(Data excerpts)
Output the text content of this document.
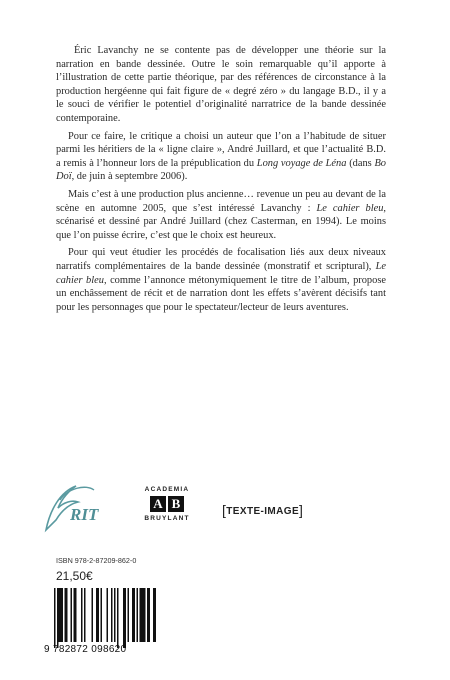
Éric Lavanchy ne se contente pas de développer une théorie sur la narration en bande dessinée. Outre le soin remarquable qu’il apporte à l’illustration de cette partie théorique, par des références de circonstance à la production hergéenne qui fait figure de « degré zéro » du langage B.D., il y a le souci de vérifier le potentiel d’originalité narratrice de la bande dessinée contemporaine.

Pour ce faire, le critique a choisi un auteur que l’on a l’habitude de situer parmi les héritiers de la « ligne claire », André Juillard, et que l’actualité B.D. a remis à l’honneur lors de la prépublication du Long voyage de Léna (dans Bo Doï, de juin à septembre 2006).

Mais c’est à une production plus ancienne… revenue un peu au devant de la scène en automne 2005, que s’est intéressé Lavanchy : Le cahier bleu, scénarisé et dessiné par André Juillard (chez Casterman, en 1994). Le moins que l’on puisse écrire, c’est que le choix est heureux.

Pour qui veut étudier les procédés de focalisation liés aux deux niveaux narratifs complémentaires de la bande dessinée (monstratif et scriptural), Le cahier bleu, comme l’annonce métonymiquement le titre de l’album, propose un enchâssement de récit et de narration dont les effets s’avèrent décisifs tant pour les personnages que pour le spectateur/lecteur de leurs aventures.

RIT
ACADEMIA
A B
BRUYLANT
[TEXTE-IMAGE]
ISBN 978-2-87209-862-0
21,50€
9 782872 098620
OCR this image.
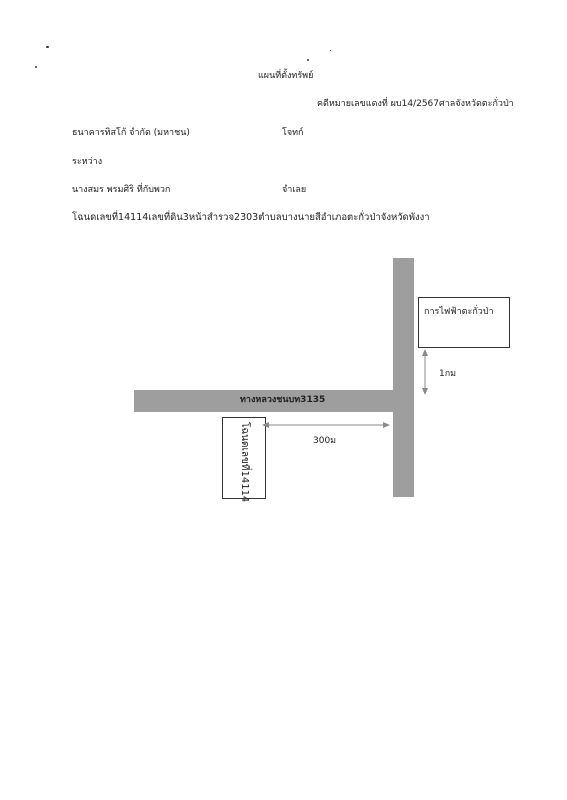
แผนที่ตั้งทรัพย์
คดีหมายเลขแดงที่ ผบ14/2567ศาลจังหวัดตะกั่วป่า
ธนาคารทิสโก้ จำกัด (มหาชน)	โจทก์
ระหว่าง
นางสมร พรมศิริ ที่กับพวก	จำเลย
โฉนดเลขที่14114เลขที่ดิน3หน้าสำรวจ2303ตำบลบางนายสีอำเภอตะกั่วป่าจังหวัดพังงา
ทางหลวงชนบท3135
การไฟฟ้าตะกั่วป่า
โฉนดเลขที่14114
1กม
300ม
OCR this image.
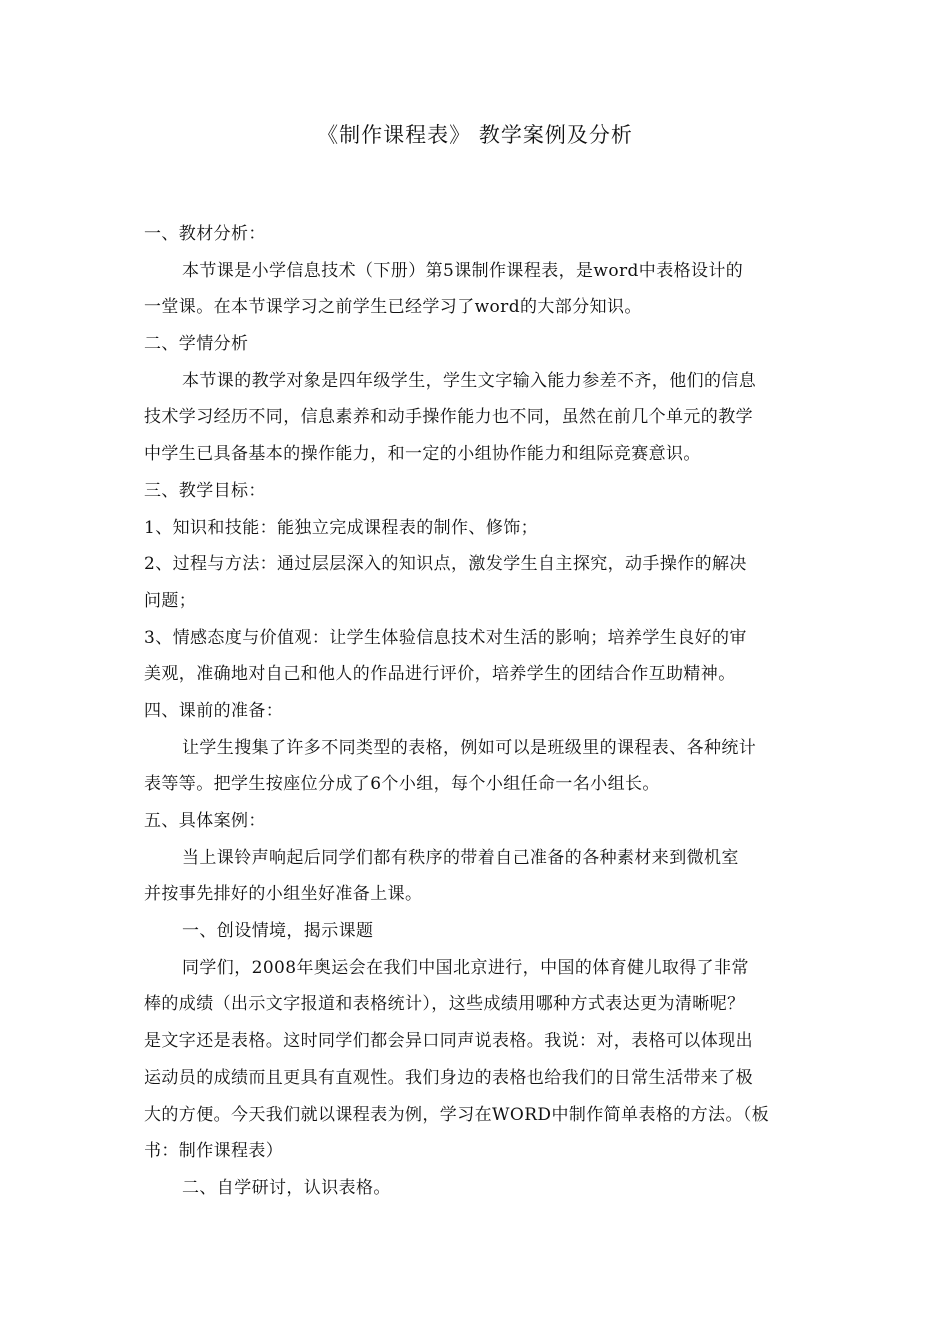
《制作课程表》 教学案例及分析
一、教材分析：
本节课是小学信息技术（下册）第5课制作课程表，是word中表格设计的
一堂课。在本节课学习之前学生已经学习了word的大部分知识。
二、学情分析
本节课的教学对象是四年级学生，学生文字输入能力参差不齐，他们的信息
技术学习经历不同，信息素养和动手操作能力也不同，虽然在前几个单元的教学
中学生已具备基本的操作能力，和一定的小组协作能力和组际竞赛意识。
三、教学目标：
1、知识和技能：能独立完成课程表的制作、修饰；
2、过程与方法：通过层层深入的知识点，激发学生自主探究，动手操作的解决
问题；
3、情感态度与价值观：让学生体验信息技术对生活的影响；培养学生良好的审
美观，准确地对自己和他人的作品进行评价，培养学生的团结合作互助精神。
四、课前的准备：
让学生搜集了许多不同类型的表格，例如可以是班级里的课程表、各种统计
表等等。把学生按座位分成了6个小组，每个小组任命一名小组长。
五、具体案例：
当上课铃声响起后同学们都有秩序的带着自己准备的各种素材来到微机室
并按事先排好的小组坐好准备上课。
一、创设情境，揭示课题
同学们，2008年奥运会在我们中国北京进行，中国的体育健儿取得了非常
棒的成绩（出示文字报道和表格统计），这些成绩用哪种方式表达更为清晰呢？
是文字还是表格。这时同学们都会异口同声说表格。我说：对，表格可以体现出
运动员的成绩而且更具有直观性。我们身边的表格也给我们的日常生活带来了极
大的方便。今天我们就以课程表为例，学习在WORD中制作简单表格的方法。（板
书：制作课程表）
二、自学研讨，认识表格。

## Problem
Show all lines from the records above where the word "โฉนดเลขท" occurs.

## Exercise output
โฉนดเลขที่14114เลขที่ดิน3หน้าสำรวจ2303ตำบลบางนายสีอำเภอตะกั่วป่าจังหวัดพังงา
โฉนดเลขที่14114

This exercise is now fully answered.